Do this: Copy out all of the material exactly as presented.

Exercise data:

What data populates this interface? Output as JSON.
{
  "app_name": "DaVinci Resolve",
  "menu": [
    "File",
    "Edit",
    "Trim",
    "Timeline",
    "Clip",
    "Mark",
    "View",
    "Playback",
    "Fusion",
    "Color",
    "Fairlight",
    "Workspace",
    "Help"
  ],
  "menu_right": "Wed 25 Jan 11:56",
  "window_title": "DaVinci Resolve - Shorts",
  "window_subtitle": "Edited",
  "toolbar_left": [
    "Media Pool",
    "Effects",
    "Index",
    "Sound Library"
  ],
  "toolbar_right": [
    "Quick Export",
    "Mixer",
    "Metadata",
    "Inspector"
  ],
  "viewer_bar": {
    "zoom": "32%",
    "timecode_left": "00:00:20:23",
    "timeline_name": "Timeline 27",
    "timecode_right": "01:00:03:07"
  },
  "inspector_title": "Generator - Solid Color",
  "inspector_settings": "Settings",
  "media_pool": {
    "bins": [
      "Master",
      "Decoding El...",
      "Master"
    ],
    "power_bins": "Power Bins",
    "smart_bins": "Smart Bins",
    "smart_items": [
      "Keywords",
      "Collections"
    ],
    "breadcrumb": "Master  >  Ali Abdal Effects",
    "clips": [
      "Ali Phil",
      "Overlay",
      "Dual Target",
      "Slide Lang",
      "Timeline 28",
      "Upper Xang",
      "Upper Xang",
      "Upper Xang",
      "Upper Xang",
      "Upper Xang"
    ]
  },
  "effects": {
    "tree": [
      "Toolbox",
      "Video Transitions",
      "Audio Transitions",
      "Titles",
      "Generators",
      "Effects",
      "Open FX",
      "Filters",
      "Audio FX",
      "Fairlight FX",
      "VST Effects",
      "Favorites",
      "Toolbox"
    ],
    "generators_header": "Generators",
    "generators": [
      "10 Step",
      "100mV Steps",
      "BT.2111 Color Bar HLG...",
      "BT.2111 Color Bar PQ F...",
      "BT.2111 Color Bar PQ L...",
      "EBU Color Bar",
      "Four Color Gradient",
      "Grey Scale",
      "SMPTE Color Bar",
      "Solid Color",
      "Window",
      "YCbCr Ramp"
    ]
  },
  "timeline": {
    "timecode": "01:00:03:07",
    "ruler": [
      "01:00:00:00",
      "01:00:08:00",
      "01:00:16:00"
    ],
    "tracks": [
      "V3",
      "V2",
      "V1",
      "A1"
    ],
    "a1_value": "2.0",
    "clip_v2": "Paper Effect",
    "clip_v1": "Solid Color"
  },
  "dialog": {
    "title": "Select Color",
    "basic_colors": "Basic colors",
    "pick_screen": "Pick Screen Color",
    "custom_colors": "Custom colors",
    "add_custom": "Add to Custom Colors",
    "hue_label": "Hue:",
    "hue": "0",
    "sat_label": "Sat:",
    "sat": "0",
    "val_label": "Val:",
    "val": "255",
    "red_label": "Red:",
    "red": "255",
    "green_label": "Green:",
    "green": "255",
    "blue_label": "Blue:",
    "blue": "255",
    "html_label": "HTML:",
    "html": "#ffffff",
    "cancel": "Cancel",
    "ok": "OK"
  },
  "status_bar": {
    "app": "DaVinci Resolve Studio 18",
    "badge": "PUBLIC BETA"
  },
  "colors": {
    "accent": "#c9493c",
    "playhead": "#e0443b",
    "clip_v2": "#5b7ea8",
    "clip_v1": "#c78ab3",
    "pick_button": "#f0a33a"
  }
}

Answer below:
What data populates this interface? Output as JSON.
{
  "app_name": "DaVinci Resolve",
  "menu": [
    "File",
    "Edit",
    "Trim",
    "Timeline",
    "Clip",
    "Mark",
    "View",
    "Playback",
    "Fusion",
    "Color",
    "Fairlight",
    "Workspace",
    "Help"
  ],
  "menu_right": "Wed 25 Jan 11:56",
  "window_title": "DaVinci Resolve - Shorts",
  "window_subtitle": "Edited",
  "toolbar_left": [
    "Media Pool",
    "Effects",
    "Index",
    "Sound Library"
  ],
  "toolbar_right": [
    "Quick Export",
    "Mixer",
    "Metadata",
    "Inspector"
  ],
  "viewer_bar": {
    "zoom": "32%",
    "timecode_left": "00:00:20:23",
    "timeline_name": "Timeline 27",
    "timecode_right": "01:00:03:07"
  },
  "inspector_title": "Generator - Solid Color",
  "inspector_settings": "Settings",
  "media_pool": {
    "bins": [
      "Master",
      "Decoding El...",
      "Master"
    ],
    "power_bins": "Power Bins",
    "smart_bins": "Smart Bins",
    "smart_items": [
      "Keywords",
      "Collections"
    ],
    "breadcrumb": "Master  >  Ali Abdal Effects",
    "clips": [
      "Ali Phil",
      "Overlay",
      "Dual Target",
      "Slide Lang",
      "Timeline 28",
      "Upper Xang",
      "Upper Xang",
      "Upper Xang",
      "Upper Xang",
      "Upper Xang"
    ]
  },
  "effects": {
    "tree": [
      "Toolbox",
      "Video Transitions",
      "Audio Transitions",
      "Titles",
      "Generators",
      "Effects",
      "Open FX",
      "Filters",
      "Audio FX",
      "Fairlight FX",
      "VST Effects",
      "Favorites",
      "Toolbox"
    ],
    "generators_header": "Generators",
    "generators": [
      "10 Step",
      "100mV Steps",
      "BT.2111 Color Bar HLG...",
      "BT.2111 Color Bar PQ F...",
      "BT.2111 Color Bar PQ L...",
      "EBU Color Bar",
      "Four Color Gradient",
      "Grey Scale",
      "SMPTE Color Bar",
      "Solid Color",
      "Window",
      "YCbCr Ramp"
    ]
  },
  "timeline": {
    "timecode": "01:00:03:07",
    "ruler": [
      "01:00:00:00",
      "01:00:08:00",
      "01:00:16:00"
    ],
    "tracks": [
      "V3",
      "V2",
      "V1",
      "A1"
    ],
    "a1_value": "2.0",
    "clip_v2": "Paper Effect",
    "clip_v1": "Solid Color"
  },
  "dialog": {
    "title": "Select Color",
    "basic_colors": "Basic colors",
    "pick_screen": "Pick Screen Color",
    "custom_colors": "Custom colors",
    "add_custom": "Add to Custom Colors",
    "hue_label": "Hue:",
    "hue": "0",
    "sat_label": "Sat:",
    "sat": "0",
    "val_label": "Val:",
    "val": "255",
    "red_label": "Red:",
    "red": "255",
    "green_label": "Green:",
    "green": "255",
    "blue_label": "Blue:",
    "blue": "255",
    "html_label": "HTML:",
    "html": "#ffffff",
    "cancel": "Cancel",
    "ok": "OK"
  },
  "status_bar": {
    "app": "DaVinci Resolve Studio 18",
    "badge": "PUBLIC BETA"
  },
  "colors": {
    "accent": "#c9493c",
    "playhead": "#e0443b",
    "clip_v2": "#5b7ea8",
    "clip_v1": "#c78ab3",
    "pick_button": "#f0a33a"
  }
}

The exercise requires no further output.